Collected data
[Begin]
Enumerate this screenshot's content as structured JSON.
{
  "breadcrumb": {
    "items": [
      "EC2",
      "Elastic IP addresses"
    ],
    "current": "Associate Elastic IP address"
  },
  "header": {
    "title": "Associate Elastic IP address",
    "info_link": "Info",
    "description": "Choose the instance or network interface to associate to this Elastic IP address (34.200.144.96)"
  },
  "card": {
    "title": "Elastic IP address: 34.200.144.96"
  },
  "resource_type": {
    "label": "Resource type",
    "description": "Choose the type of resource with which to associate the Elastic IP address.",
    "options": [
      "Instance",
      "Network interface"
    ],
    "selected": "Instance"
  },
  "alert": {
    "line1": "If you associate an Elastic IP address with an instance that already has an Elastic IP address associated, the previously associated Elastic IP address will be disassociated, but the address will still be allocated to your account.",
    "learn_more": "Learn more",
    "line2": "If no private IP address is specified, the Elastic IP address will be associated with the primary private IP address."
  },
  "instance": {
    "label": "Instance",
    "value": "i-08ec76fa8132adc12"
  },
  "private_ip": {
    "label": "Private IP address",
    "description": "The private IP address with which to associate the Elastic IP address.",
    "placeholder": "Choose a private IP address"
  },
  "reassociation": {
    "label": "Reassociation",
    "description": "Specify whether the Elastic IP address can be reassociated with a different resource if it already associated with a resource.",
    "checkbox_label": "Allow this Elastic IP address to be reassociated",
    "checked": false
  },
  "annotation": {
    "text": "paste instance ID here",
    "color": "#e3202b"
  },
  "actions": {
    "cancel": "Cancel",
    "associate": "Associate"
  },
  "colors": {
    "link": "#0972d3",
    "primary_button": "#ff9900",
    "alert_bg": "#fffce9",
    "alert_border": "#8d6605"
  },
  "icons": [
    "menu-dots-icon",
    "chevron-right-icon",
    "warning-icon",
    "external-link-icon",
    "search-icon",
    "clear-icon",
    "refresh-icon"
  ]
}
[End]
#### Task directions
Copy out all lines above that include the string "which".

#### Complete output
    "description": "Choose the type of resource with which to associate the Elastic IP address.",
    "description": "The private IP address with which to associate the Elastic IP address.",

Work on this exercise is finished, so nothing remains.